> **DATA SECTION**
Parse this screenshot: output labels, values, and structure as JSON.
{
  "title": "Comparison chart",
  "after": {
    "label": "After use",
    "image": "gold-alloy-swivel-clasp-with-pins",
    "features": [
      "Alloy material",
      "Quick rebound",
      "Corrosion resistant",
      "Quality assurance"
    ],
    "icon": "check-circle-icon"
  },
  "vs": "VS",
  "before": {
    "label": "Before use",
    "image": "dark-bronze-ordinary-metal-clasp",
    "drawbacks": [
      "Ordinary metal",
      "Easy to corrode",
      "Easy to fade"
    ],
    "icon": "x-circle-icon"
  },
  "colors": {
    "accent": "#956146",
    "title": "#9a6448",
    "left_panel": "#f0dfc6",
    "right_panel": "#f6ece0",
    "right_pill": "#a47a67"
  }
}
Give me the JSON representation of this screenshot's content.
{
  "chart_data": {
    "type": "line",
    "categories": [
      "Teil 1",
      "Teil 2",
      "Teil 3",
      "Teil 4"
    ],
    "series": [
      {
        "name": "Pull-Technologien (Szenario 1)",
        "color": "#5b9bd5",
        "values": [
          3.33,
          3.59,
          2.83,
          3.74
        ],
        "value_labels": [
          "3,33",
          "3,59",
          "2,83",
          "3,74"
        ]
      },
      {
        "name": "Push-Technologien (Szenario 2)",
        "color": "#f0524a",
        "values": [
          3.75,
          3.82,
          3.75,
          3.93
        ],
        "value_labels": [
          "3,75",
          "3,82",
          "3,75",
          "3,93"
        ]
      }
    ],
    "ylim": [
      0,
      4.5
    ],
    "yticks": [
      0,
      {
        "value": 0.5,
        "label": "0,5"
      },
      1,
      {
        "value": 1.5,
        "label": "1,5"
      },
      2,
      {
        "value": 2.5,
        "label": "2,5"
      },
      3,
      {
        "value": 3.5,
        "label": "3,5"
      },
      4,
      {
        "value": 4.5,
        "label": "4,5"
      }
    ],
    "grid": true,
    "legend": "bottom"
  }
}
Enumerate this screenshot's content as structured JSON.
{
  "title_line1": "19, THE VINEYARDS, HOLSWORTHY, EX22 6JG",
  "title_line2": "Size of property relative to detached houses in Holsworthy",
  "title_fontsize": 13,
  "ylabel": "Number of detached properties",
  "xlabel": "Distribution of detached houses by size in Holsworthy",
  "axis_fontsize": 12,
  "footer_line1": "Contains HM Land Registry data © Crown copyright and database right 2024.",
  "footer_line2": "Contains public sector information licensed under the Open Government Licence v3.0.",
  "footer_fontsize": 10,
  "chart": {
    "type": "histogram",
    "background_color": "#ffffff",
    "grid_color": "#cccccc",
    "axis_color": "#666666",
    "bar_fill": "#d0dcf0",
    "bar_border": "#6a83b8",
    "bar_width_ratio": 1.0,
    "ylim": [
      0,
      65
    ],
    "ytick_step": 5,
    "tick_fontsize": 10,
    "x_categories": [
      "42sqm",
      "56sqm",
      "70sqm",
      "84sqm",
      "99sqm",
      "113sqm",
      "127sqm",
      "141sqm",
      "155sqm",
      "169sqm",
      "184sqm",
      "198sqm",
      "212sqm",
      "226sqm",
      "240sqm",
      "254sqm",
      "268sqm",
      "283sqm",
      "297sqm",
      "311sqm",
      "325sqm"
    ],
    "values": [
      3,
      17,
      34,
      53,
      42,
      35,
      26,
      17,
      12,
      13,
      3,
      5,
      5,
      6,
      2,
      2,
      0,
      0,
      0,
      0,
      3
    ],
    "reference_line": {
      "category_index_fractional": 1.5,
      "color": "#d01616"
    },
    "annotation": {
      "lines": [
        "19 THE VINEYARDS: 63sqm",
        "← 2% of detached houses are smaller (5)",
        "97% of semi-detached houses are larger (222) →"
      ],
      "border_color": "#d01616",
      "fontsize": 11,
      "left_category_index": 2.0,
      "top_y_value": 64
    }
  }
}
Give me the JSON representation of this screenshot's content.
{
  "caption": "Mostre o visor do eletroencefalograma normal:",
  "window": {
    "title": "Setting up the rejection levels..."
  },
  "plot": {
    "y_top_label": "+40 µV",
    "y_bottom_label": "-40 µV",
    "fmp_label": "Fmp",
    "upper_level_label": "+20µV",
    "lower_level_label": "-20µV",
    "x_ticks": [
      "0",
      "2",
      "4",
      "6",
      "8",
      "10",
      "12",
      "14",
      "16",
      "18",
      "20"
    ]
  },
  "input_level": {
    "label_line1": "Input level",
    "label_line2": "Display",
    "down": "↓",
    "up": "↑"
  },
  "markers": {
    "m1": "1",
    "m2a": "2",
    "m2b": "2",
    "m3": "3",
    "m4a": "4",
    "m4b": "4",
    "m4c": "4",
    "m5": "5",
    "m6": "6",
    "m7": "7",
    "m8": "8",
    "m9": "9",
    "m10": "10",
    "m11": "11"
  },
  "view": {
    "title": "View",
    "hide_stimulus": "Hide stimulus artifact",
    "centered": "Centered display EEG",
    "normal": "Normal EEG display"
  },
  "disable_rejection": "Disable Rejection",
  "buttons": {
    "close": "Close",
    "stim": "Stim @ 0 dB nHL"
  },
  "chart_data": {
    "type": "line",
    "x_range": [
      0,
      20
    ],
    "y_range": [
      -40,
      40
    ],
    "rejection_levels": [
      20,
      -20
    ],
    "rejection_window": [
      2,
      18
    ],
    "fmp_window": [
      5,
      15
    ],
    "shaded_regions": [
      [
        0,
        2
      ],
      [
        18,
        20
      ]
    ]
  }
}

> **DESCRIPTION OF THE TASK**
Please set down each line of the records exactly as given.

> **WRITTEN RESPONSE**
Parse this screenshot: output labels, values, and structure as JSON.
{
  "title": "Comparison chart",
  "after": {
    "label": "After use",
    "image": "gold-alloy-swivel-clasp-with-pins",
    "features": [
      "Alloy material",
      "Quick rebound",
      "Corrosion resistant",
      "Quality assurance"
    ],
    "icon": "check-circle-icon"
  },
  "vs": "VS",
  "before": {
    "label": "Before use",
    "image": "dark-bronze-ordinary-metal-clasp",
    "drawbacks": [
      "Ordinary metal",
      "Easy to corrode",
      "Easy to fade"
    ],
    "icon": "x-circle-icon"
  },
  "colors": {
    "accent": "#956146",
    "title": "#9a6448",
    "left_panel": "#f0dfc6",
    "right_panel": "#f6ece0",
    "right_pill": "#a47a67"
  }
}
Give me the JSON representation of this screenshot's content.
{
  "chart_data": {
    "type": "line",
    "categories": [
      "Teil 1",
      "Teil 2",
      "Teil 3",
      "Teil 4"
    ],
    "series": [
      {
        "name": "Pull-Technologien (Szenario 1)",
        "color": "#5b9bd5",
        "values": [
          3.33,
          3.59,
          2.83,
          3.74
        ],
        "value_labels": [
          "3,33",
          "3,59",
          "2,83",
          "3,74"
        ]
      },
      {
        "name": "Push-Technologien (Szenario 2)",
        "color": "#f0524a",
        "values": [
          3.75,
          3.82,
          3.75,
          3.93
        ],
        "value_labels": [
          "3,75",
          "3,82",
          "3,75",
          "3,93"
        ]
      }
    ],
    "ylim": [
      0,
      4.5
    ],
    "yticks": [
      0,
      {
        "value": 0.5,
        "label": "0,5"
      },
      1,
      {
        "value": 1.5,
        "label": "1,5"
      },
      2,
      {
        "value": 2.5,
        "label": "2,5"
      },
      3,
      {
        "value": 3.5,
        "label": "3,5"
      },
      4,
      {
        "value": 4.5,
        "label": "4,5"
      }
    ],
    "grid": true,
    "legend": "bottom"
  }
}
Enumerate this screenshot's content as structured JSON.
{
  "title_line1": "19, THE VINEYARDS, HOLSWORTHY, EX22 6JG",
  "title_line2": "Size of property relative to detached houses in Holsworthy",
  "title_fontsize": 13,
  "ylabel": "Number of detached properties",
  "xlabel": "Distribution of detached houses by size in Holsworthy",
  "axis_fontsize": 12,
  "footer_line1": "Contains HM Land Registry data © Crown copyright and database right 2024.",
  "footer_line2": "Contains public sector information licensed under the Open Government Licence v3.0.",
  "footer_fontsize": 10,
  "chart": {
    "type": "histogram",
    "background_color": "#ffffff",
    "grid_color": "#cccccc",
    "axis_color": "#666666",
    "bar_fill": "#d0dcf0",
    "bar_border": "#6a83b8",
    "bar_width_ratio": 1.0,
    "ylim": [
      0,
      65
    ],
    "ytick_step": 5,
    "tick_fontsize": 10,
    "x_categories": [
      "42sqm",
      "56sqm",
      "70sqm",
      "84sqm",
      "99sqm",
      "113sqm",
      "127sqm",
      "141sqm",
      "155sqm",
      "169sqm",
      "184sqm",
      "198sqm",
      "212sqm",
      "226sqm",
      "240sqm",
      "254sqm",
      "268sqm",
      "283sqm",
      "297sqm",
      "311sqm",
      "325sqm"
    ],
    "values": [
      3,
      17,
      34,
      53,
      42,
      35,
      26,
      17,
      12,
      13,
      3,
      5,
      5,
      6,
      2,
      2,
      0,
      0,
      0,
      0,
      3
    ],
    "reference_line": {
      "category_index_fractional": 1.5,
      "color": "#d01616"
    },
    "annotation": {
      "lines": [
        "19 THE VINEYARDS: 63sqm",
        "← 2% of detached houses are smaller (5)",
        "97% of semi-detached houses are larger (222) →"
      ],
      "border_color": "#d01616",
      "fontsize": 11,
      "left_category_index": 2.0,
      "top_y_value": 64
    }
  }
}
Give me the JSON representation of this screenshot's content.
{
  "caption": "Mostre o visor do eletroencefalograma normal:",
  "window": {
    "title": "Setting up the rejection levels..."
  },
  "plot": {
    "y_top_label": "+40 µV",
    "y_bottom_label": "-40 µV",
    "fmp_label": "Fmp",
    "upper_level_label": "+20µV",
    "lower_level_label": "-20µV",
    "x_ticks": [
      "0",
      "2",
      "4",
      "6",
      "8",
      "10",
      "12",
      "14",
      "16",
      "18",
      "20"
    ]
  },
  "input_level": {
    "label_line1": "Input level",
    "label_line2": "Display",
    "down": "↓",
    "up": "↑"
  },
  "markers": {
    "m1": "1",
    "m2a": "2",
    "m2b": "2",
    "m3": "3",
    "m4a": "4",
    "m4b": "4",
    "m4c": "4",
    "m5": "5",
    "m6": "6",
    "m7": "7",
    "m8": "8",
    "m9": "9",
    "m10": "10",
    "m11": "11"
  },
  "view": {
    "title": "View",
    "hide_stimulus": "Hide stimulus artifact",
    "centered": "Centered display EEG",
    "normal": "Normal EEG display"
  },
  "disable_rejection": "Disable Rejection",
  "buttons": {
    "close": "Close",
    "stim": "Stim @ 0 dB nHL"
  },
  "chart_data": {
    "type": "line",
    "x_range": [
      0,
      20
    ],
    "y_range": [
      -40,
      40
    ],
    "rejection_levels": [
      20,
      -20
    ],
    "rejection_window": [
      2,
      18
    ],
    "fmp_window": [
      5,
      15
    ],
    "shaded_regions": [
      [
        0,
        2
      ],
      [
        18,
        20
      ]
    ]
  }
}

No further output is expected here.